### Written exercise:
Repeat the listing in full, preserving every character.

### Dataset:
%%
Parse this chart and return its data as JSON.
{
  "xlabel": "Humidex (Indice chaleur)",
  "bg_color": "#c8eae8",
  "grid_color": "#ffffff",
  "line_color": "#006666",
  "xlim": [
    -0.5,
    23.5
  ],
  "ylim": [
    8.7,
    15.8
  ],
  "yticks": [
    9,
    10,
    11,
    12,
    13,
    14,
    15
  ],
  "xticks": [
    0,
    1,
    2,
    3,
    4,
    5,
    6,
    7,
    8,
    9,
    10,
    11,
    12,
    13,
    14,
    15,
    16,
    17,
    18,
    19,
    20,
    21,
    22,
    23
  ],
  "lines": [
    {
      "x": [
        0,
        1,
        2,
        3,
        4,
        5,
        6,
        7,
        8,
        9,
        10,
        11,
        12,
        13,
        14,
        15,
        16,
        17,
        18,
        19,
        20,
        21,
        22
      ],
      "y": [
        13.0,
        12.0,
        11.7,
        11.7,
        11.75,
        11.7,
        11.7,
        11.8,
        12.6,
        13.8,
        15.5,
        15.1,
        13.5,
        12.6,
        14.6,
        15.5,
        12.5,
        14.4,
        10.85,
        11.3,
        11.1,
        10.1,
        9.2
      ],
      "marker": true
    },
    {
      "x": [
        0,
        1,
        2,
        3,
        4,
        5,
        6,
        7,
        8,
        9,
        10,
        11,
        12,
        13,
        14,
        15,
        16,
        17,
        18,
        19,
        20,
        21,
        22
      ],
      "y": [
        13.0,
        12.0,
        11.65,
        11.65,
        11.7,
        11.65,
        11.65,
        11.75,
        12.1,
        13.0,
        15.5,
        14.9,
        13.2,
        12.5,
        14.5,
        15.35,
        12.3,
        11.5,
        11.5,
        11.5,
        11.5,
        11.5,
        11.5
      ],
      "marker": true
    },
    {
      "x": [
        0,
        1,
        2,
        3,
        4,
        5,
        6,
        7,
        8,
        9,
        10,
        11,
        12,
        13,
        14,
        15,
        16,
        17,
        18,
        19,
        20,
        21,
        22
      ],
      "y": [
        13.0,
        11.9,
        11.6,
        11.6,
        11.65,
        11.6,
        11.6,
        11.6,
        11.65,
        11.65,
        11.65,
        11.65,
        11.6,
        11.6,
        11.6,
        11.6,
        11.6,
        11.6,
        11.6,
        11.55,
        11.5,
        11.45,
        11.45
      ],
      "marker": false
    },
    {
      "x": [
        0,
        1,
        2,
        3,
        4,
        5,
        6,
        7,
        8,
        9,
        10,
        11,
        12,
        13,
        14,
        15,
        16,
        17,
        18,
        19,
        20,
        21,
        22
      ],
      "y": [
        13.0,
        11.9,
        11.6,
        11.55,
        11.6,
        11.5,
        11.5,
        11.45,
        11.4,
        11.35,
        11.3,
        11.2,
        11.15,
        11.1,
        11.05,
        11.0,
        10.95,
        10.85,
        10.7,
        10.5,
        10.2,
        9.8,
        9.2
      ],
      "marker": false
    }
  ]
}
%%
### Complete answer:
Parse this chart and return its data as JSON.
{
  "xlabel": "Humidex (Indice chaleur)",
  "bg_color": "#c8eae8",
  "grid_color": "#ffffff",
  "line_color": "#006666",
  "xlim": [
    -0.5,
    23.5
  ],
  "ylim": [
    8.7,
    15.8
  ],
  "yticks": [
    9,
    10,
    11,
    12,
    13,
    14,
    15
  ],
  "xticks": [
    0,
    1,
    2,
    3,
    4,
    5,
    6,
    7,
    8,
    9,
    10,
    11,
    12,
    13,
    14,
    15,
    16,
    17,
    18,
    19,
    20,
    21,
    22,
    23
  ],
  "lines": [
    {
      "x": [
        0,
        1,
        2,
        3,
        4,
        5,
        6,
        7,
        8,
        9,
        10,
        11,
        12,
        13,
        14,
        15,
        16,
        17,
        18,
        19,
        20,
        21,
        22
      ],
      "y": [
        13.0,
        12.0,
        11.7,
        11.7,
        11.75,
        11.7,
        11.7,
        11.8,
        12.6,
        13.8,
        15.5,
        15.1,
        13.5,
        12.6,
        14.6,
        15.5,
        12.5,
        14.4,
        10.85,
        11.3,
        11.1,
        10.1,
        9.2
      ],
      "marker": true
    },
    {
      "x": [
        0,
        1,
        2,
        3,
        4,
        5,
        6,
        7,
        8,
        9,
        10,
        11,
        12,
        13,
        14,
        15,
        16,
        17,
        18,
        19,
        20,
        21,
        22
      ],
      "y": [
        13.0,
        12.0,
        11.65,
        11.65,
        11.7,
        11.65,
        11.65,
        11.75,
        12.1,
        13.0,
        15.5,
        14.9,
        13.2,
        12.5,
        14.5,
        15.35,
        12.3,
        11.5,
        11.5,
        11.5,
        11.5,
        11.5,
        11.5
      ],
      "marker": true
    },
    {
      "x": [
        0,
        1,
        2,
        3,
        4,
        5,
        6,
        7,
        8,
        9,
        10,
        11,
        12,
        13,
        14,
        15,
        16,
        17,
        18,
        19,
        20,
        21,
        22
      ],
      "y": [
        13.0,
        11.9,
        11.6,
        11.6,
        11.65,
        11.6,
        11.6,
        11.6,
        11.65,
        11.65,
        11.65,
        11.65,
        11.6,
        11.6,
        11.6,
        11.6,
        11.6,
        11.6,
        11.6,
        11.55,
        11.5,
        11.45,
        11.45
      ],
      "marker": false
    },
    {
      "x": [
        0,
        1,
        2,
        3,
        4,
        5,
        6,
        7,
        8,
        9,
        10,
        11,
        12,
        13,
        14,
        15,
        16,
        17,
        18,
        19,
        20,
        21,
        22
      ],
      "y": [
        13.0,
        11.9,
        11.6,
        11.55,
        11.6,
        11.5,
        11.5,
        11.45,
        11.4,
        11.35,
        11.3,
        11.2,
        11.15,
        11.1,
        11.05,
        11.0,
        10.95,
        10.85,
        10.7,
        10.5,
        10.2,
        9.8,
        9.2
      ],
      "marker": false
    }
  ]
}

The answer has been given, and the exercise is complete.